• Task details: Print out the entries below with no edits.

• Data to process:
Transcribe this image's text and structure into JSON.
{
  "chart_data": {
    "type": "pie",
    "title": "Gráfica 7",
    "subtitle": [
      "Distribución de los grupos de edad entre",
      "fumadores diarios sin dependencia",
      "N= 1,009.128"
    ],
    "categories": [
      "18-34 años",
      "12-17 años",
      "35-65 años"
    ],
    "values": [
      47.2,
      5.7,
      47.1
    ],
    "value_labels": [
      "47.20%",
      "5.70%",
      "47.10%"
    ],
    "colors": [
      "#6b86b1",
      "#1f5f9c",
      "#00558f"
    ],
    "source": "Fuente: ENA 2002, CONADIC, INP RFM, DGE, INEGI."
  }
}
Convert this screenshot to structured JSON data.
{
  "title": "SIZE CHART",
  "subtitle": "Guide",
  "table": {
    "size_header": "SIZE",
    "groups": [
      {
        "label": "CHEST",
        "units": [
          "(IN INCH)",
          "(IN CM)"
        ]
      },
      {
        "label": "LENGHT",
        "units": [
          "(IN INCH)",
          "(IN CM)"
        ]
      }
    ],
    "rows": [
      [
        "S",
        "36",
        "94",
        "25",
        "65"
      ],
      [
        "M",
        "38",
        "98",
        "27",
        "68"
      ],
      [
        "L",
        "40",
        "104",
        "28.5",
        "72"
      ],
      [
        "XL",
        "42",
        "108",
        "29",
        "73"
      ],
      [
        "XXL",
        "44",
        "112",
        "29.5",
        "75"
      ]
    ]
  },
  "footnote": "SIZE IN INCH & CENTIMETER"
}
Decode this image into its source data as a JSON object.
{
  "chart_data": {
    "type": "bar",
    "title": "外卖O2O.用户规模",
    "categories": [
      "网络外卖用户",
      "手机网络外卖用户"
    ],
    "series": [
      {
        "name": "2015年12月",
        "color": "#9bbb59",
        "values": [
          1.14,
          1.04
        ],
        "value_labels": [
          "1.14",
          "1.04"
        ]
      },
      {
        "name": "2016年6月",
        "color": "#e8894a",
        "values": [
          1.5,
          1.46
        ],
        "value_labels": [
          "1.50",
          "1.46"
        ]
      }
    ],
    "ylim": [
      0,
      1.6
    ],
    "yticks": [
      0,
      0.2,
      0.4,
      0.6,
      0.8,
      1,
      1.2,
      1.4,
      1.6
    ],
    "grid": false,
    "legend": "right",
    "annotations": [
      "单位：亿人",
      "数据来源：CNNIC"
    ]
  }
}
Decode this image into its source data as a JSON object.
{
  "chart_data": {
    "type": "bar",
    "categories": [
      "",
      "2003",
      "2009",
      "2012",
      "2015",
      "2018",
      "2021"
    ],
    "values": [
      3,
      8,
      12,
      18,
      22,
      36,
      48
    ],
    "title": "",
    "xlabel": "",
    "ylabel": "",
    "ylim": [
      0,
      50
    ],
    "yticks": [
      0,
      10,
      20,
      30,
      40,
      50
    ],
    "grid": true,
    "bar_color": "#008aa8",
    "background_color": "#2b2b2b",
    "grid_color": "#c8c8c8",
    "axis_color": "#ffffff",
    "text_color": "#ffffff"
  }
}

• Final result:
Transcribe this image's text and structure into JSON.
{
  "chart_data": {
    "type": "pie",
    "title": "Gráfica 7",
    "subtitle": [
      "Distribución de los grupos de edad entre",
      "fumadores diarios sin dependencia",
      "N= 1,009.128"
    ],
    "categories": [
      "18-34 años",
      "12-17 años",
      "35-65 años"
    ],
    "values": [
      47.2,
      5.7,
      47.1
    ],
    "value_labels": [
      "47.20%",
      "5.70%",
      "47.10%"
    ],
    "colors": [
      "#6b86b1",
      "#1f5f9c",
      "#00558f"
    ],
    "source": "Fuente: ENA 2002, CONADIC, INP RFM, DGE, INEGI."
  }
}
Convert this screenshot to structured JSON data.
{
  "title": "SIZE CHART",
  "subtitle": "Guide",
  "table": {
    "size_header": "SIZE",
    "groups": [
      {
        "label": "CHEST",
        "units": [
          "(IN INCH)",
          "(IN CM)"
        ]
      },
      {
        "label": "LENGHT",
        "units": [
          "(IN INCH)",
          "(IN CM)"
        ]
      }
    ],
    "rows": [
      [
        "S",
        "36",
        "94",
        "25",
        "65"
      ],
      [
        "M",
        "38",
        "98",
        "27",
        "68"
      ],
      [
        "L",
        "40",
        "104",
        "28.5",
        "72"
      ],
      [
        "XL",
        "42",
        "108",
        "29",
        "73"
      ],
      [
        "XXL",
        "44",
        "112",
        "29.5",
        "75"
      ]
    ]
  },
  "footnote": "SIZE IN INCH & CENTIMETER"
}
Decode this image into its source data as a JSON object.
{
  "chart_data": {
    "type": "bar",
    "title": "外卖O2O.用户规模",
    "categories": [
      "网络外卖用户",
      "手机网络外卖用户"
    ],
    "series": [
      {
        "name": "2015年12月",
        "color": "#9bbb59",
        "values": [
          1.14,
          1.04
        ],
        "value_labels": [
          "1.14",
          "1.04"
        ]
      },
      {
        "name": "2016年6月",
        "color": "#e8894a",
        "values": [
          1.5,
          1.46
        ],
        "value_labels": [
          "1.50",
          "1.46"
        ]
      }
    ],
    "ylim": [
      0,
      1.6
    ],
    "yticks": [
      0,
      0.2,
      0.4,
      0.6,
      0.8,
      1,
      1.2,
      1.4,
      1.6
    ],
    "grid": false,
    "legend": "right",
    "annotations": [
      "单位：亿人",
      "数据来源：CNNIC"
    ]
  }
}
Decode this image into its source data as a JSON object.
{
  "chart_data": {
    "type": "bar",
    "categories": [
      "",
      "2003",
      "2009",
      "2012",
      "2015",
      "2018",
      "2021"
    ],
    "values": [
      3,
      8,
      12,
      18,
      22,
      36,
      48
    ],
    "title": "",
    "xlabel": "",
    "ylabel": "",
    "ylim": [
      0,
      50
    ],
    "yticks": [
      0,
      10,
      20,
      30,
      40,
      50
    ],
    "grid": true,
    "bar_color": "#008aa8",
    "background_color": "#2b2b2b",
    "grid_color": "#c8c8c8",
    "axis_color": "#ffffff",
    "text_color": "#ffffff"
  }
}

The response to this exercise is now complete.